Data entries for graphics:
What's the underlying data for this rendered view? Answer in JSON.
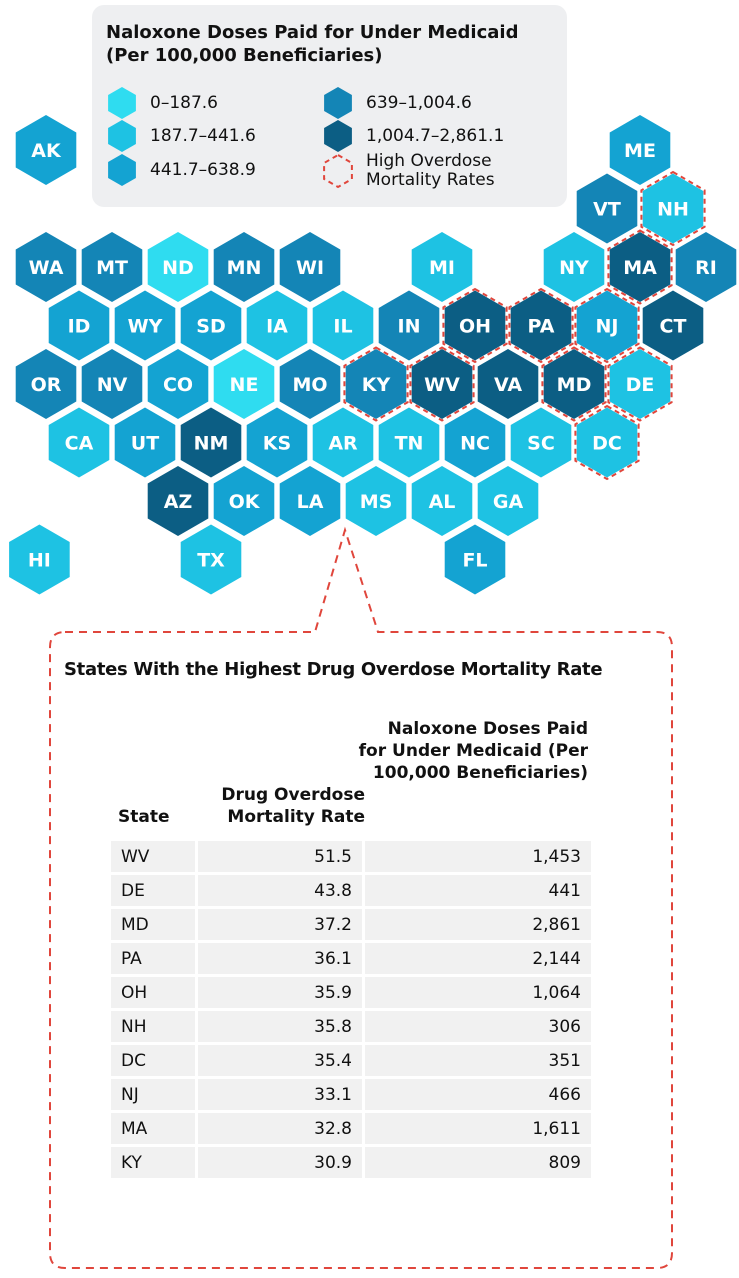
{
  "legend": {
    "title": "Naloxone Doses Paid for Under Medicaid (Per 100,000 Beneficiaries)",
    "items": [
      {
        "label": "0–187.6",
        "color": "#2fdcf0"
      },
      {
        "label": "187.7–441.6",
        "color": "#1ec2e3"
      },
      {
        "label": "441.7–638.9",
        "color": "#14a3d2"
      },
      {
        "label": "639–1,004.6",
        "color": "#1485b6"
      },
      {
        "label": "1,004.7–2,861.1",
        "color": "#0c5e84"
      }
    ],
    "high_label": "High Overdose Mortality Rates",
    "high_color": "#e0463c"
  },
  "hexes": [
    {
      "label": "AK",
      "class": 2,
      "high": false
    },
    {
      "label": "ME",
      "class": 2,
      "high": false
    },
    {
      "label": "VT",
      "class": 3,
      "high": false
    },
    {
      "label": "NH",
      "class": 1,
      "high": true
    },
    {
      "label": "WA",
      "class": 3,
      "high": false
    },
    {
      "label": "MT",
      "class": 3,
      "high": false
    },
    {
      "label": "ND",
      "class": 0,
      "high": false
    },
    {
      "label": "MN",
      "class": 3,
      "high": false
    },
    {
      "label": "WI",
      "class": 3,
      "high": false
    },
    {
      "label": "MI",
      "class": 1,
      "high": false
    },
    {
      "label": "NY",
      "class": 1,
      "high": false
    },
    {
      "label": "MA",
      "class": 4,
      "high": true
    },
    {
      "label": "RI",
      "class": 3,
      "high": false
    },
    {
      "label": "ID",
      "class": 2,
      "high": false
    },
    {
      "label": "WY",
      "class": 2,
      "high": false
    },
    {
      "label": "SD",
      "class": 2,
      "high": false
    },
    {
      "label": "IA",
      "class": 1,
      "high": false
    },
    {
      "label": "IL",
      "class": 1,
      "high": false
    },
    {
      "label": "IN",
      "class": 3,
      "high": false
    },
    {
      "label": "OH",
      "class": 4,
      "high": true
    },
    {
      "label": "PA",
      "class": 4,
      "high": true
    },
    {
      "label": "NJ",
      "class": 2,
      "high": true
    },
    {
      "label": "CT",
      "class": 4,
      "high": false
    },
    {
      "label": "OR",
      "class": 3,
      "high": false
    },
    {
      "label": "NV",
      "class": 3,
      "high": false
    },
    {
      "label": "CO",
      "class": 2,
      "high": false
    },
    {
      "label": "NE",
      "class": 0,
      "high": false
    },
    {
      "label": "MO",
      "class": 3,
      "high": false
    },
    {
      "label": "KY",
      "class": 3,
      "high": true
    },
    {
      "label": "WV",
      "class": 4,
      "high": true
    },
    {
      "label": "VA",
      "class": 4,
      "high": false
    },
    {
      "label": "MD",
      "class": 4,
      "high": true
    },
    {
      "label": "DE",
      "class": 1,
      "high": true
    },
    {
      "label": "CA",
      "class": 1,
      "high": false
    },
    {
      "label": "UT",
      "class": 2,
      "high": false
    },
    {
      "label": "NM",
      "class": 4,
      "high": false
    },
    {
      "label": "KS",
      "class": 2,
      "high": false
    },
    {
      "label": "AR",
      "class": 1,
      "high": false
    },
    {
      "label": "TN",
      "class": 1,
      "high": false
    },
    {
      "label": "NC",
      "class": 2,
      "high": false
    },
    {
      "label": "SC",
      "class": 1,
      "high": false
    },
    {
      "label": "DC",
      "class": 1,
      "high": true
    },
    {
      "label": "AZ",
      "class": 4,
      "high": false
    },
    {
      "label": "OK",
      "class": 2,
      "high": false
    },
    {
      "label": "LA",
      "class": 2,
      "high": false
    },
    {
      "label": "MS",
      "class": 1,
      "high": false
    },
    {
      "label": "AL",
      "class": 1,
      "high": false
    },
    {
      "label": "GA",
      "class": 1,
      "high": false
    },
    {
      "label": "HI",
      "class": 1,
      "high": false
    },
    {
      "label": "TX",
      "class": 1,
      "high": false
    },
    {
      "label": "FL",
      "class": 2,
      "high": false
    }
  ],
  "table": {
    "title": "States With the Highest Drug Overdose Mortality Rate",
    "headers": [
      "State",
      "Drug Overdose Mortality Rate",
      "Naloxone Doses Paid for Under Medicaid (Per 100,000 Beneficiaries)"
    ],
    "rows": [
      [
        "WV",
        "51.5",
        "1,453"
      ],
      [
        "DE",
        "43.8",
        "441"
      ],
      [
        "MD",
        "37.2",
        "2,861"
      ],
      [
        "PA",
        "36.1",
        "2,144"
      ],
      [
        "OH",
        "35.9",
        "1,064"
      ],
      [
        "NH",
        "35.8",
        "306"
      ],
      [
        "DC",
        "35.4",
        "351"
      ],
      [
        "NJ",
        "33.1",
        "466"
      ],
      [
        "MA",
        "32.8",
        "1,611"
      ],
      [
        "KY",
        "30.9",
        "809"
      ]
    ]
  }
}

## To be done:
Sift through the entries and copy every line with "Doses".

## The output:
    "title": "Naloxone Doses Paid for Under Medicaid (Per 100,000 Beneficiaries)",
      "Naloxone Doses Paid for Under Medicaid (Per 100,000 Beneficiaries)"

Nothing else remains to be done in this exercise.